■ **Data records**
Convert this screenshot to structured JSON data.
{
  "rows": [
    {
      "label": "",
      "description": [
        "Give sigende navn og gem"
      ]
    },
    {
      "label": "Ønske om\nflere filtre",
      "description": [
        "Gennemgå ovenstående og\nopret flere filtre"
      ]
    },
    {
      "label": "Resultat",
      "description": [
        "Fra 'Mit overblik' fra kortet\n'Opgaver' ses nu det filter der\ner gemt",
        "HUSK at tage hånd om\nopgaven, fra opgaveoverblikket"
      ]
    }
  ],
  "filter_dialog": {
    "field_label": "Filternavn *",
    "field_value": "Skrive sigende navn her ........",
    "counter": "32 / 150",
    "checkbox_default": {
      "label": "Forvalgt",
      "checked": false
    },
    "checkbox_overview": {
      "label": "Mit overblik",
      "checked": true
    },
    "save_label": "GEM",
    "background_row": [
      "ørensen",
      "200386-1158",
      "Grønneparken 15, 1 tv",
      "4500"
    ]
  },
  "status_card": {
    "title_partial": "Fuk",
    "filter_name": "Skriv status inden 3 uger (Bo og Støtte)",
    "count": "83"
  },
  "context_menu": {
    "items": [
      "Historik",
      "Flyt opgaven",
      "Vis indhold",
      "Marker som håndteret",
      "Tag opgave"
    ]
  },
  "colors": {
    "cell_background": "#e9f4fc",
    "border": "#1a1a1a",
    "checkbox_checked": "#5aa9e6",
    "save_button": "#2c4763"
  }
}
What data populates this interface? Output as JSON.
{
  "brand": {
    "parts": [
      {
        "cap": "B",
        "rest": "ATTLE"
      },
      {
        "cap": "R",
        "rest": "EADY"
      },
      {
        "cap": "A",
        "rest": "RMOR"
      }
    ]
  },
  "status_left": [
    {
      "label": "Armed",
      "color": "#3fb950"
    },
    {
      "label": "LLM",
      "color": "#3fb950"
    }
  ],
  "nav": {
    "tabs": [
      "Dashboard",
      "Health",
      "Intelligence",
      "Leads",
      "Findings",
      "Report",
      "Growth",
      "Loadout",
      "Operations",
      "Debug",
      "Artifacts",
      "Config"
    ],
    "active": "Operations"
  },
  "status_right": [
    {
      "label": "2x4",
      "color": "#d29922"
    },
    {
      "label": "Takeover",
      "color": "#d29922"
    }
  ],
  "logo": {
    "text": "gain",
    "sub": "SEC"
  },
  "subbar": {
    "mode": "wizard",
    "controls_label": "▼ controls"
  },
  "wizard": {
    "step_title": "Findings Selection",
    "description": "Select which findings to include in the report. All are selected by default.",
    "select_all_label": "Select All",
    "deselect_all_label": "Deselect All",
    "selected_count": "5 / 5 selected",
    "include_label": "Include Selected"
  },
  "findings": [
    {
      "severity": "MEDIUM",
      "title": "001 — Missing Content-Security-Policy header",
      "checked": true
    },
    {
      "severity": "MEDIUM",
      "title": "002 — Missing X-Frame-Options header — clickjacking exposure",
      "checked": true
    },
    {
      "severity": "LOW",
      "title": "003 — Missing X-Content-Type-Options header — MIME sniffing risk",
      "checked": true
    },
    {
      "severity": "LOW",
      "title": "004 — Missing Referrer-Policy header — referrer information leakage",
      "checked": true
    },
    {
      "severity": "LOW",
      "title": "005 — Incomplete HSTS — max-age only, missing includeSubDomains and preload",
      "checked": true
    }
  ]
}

■ **Problem**
Search the data for "Content" and list every line in which it occurs.

■ **Exercise response**
      "title": "001 — Missing Content-Security-Policy header",
      "title": "003 — Missing X-Content-Type-Options header — MIME sniffing risk",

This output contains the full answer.